-- START --
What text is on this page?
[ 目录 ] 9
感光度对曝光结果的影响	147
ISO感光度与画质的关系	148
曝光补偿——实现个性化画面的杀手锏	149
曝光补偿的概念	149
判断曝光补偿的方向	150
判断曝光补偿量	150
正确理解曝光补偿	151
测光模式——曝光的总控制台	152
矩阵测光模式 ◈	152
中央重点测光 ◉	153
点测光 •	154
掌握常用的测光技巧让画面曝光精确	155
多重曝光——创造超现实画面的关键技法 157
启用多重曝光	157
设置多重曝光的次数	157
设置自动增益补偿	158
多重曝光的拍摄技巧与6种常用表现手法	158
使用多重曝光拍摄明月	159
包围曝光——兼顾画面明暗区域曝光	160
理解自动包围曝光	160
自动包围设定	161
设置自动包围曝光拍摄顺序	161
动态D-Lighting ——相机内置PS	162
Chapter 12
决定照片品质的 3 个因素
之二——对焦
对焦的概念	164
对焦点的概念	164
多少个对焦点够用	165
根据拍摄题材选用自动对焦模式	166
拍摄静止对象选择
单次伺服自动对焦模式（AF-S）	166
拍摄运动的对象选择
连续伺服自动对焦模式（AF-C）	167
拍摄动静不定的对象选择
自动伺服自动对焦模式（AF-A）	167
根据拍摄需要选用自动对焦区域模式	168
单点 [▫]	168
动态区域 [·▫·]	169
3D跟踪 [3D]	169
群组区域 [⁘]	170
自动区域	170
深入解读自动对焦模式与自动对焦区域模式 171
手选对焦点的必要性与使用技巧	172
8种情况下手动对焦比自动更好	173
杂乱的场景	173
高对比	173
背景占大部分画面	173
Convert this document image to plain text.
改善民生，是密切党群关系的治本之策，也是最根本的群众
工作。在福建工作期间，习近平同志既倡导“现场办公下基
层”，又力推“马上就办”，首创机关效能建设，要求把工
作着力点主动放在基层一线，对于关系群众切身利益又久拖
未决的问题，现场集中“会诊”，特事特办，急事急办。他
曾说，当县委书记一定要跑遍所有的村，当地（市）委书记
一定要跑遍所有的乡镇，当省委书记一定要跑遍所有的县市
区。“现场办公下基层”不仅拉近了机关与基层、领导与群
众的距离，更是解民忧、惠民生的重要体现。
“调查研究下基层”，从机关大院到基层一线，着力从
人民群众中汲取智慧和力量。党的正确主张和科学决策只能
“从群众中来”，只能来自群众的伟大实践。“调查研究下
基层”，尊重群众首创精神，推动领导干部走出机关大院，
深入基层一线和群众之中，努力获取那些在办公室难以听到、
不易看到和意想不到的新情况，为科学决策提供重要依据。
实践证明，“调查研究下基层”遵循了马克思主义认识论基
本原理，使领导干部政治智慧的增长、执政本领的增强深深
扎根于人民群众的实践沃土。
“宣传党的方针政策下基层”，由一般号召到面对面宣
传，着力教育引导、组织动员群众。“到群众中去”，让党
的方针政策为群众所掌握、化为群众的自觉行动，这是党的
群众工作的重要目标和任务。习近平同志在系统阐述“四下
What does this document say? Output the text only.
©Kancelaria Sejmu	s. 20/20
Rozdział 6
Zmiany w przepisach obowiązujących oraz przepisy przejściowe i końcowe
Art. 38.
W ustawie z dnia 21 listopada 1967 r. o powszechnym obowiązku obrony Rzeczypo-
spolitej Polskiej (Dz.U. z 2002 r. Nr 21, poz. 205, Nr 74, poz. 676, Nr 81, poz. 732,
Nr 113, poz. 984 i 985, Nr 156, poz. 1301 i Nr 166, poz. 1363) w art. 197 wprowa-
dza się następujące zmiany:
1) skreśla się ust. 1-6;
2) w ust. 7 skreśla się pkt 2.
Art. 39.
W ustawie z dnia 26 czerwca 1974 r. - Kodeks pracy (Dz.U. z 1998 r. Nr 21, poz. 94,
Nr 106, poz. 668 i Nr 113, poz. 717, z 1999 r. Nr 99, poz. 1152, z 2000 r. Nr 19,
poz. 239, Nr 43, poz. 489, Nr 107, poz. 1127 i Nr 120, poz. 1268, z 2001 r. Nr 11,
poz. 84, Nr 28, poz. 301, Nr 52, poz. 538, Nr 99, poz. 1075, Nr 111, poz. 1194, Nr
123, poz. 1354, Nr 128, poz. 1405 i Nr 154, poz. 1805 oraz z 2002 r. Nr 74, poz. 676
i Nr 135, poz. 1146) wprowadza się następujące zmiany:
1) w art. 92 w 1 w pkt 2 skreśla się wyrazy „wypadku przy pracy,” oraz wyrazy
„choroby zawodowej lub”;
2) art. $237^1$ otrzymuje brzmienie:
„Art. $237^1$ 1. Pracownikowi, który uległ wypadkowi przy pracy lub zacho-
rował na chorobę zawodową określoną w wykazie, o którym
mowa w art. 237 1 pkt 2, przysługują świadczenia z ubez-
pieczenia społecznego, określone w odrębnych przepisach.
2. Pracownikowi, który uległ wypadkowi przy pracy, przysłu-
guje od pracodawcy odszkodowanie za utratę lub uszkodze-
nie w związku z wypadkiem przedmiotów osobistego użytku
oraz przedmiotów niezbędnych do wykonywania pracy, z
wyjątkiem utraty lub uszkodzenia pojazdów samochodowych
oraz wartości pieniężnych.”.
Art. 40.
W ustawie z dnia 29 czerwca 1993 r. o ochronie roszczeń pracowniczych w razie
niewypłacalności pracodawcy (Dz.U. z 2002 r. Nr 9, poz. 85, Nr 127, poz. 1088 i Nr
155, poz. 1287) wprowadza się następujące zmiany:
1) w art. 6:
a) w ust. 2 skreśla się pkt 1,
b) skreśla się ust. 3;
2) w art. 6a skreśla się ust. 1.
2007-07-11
-- END --
→ **Goal**
From the records given above, copy all lines containing "skreśla".

→ **Answer to the problem**
1) skreśla się ust. 1-6;
2) w ust. 7 skreśla się pkt 2.
1) w art. 92 w 1 w pkt 2 skreśla się wyrazy „wypadku przy pracy,” oraz wyrazy
a) w ust. 2 skreśla się pkt 1,
b) skreśla się ust. 3;
2) w art. 6a skreśla się ust. 1.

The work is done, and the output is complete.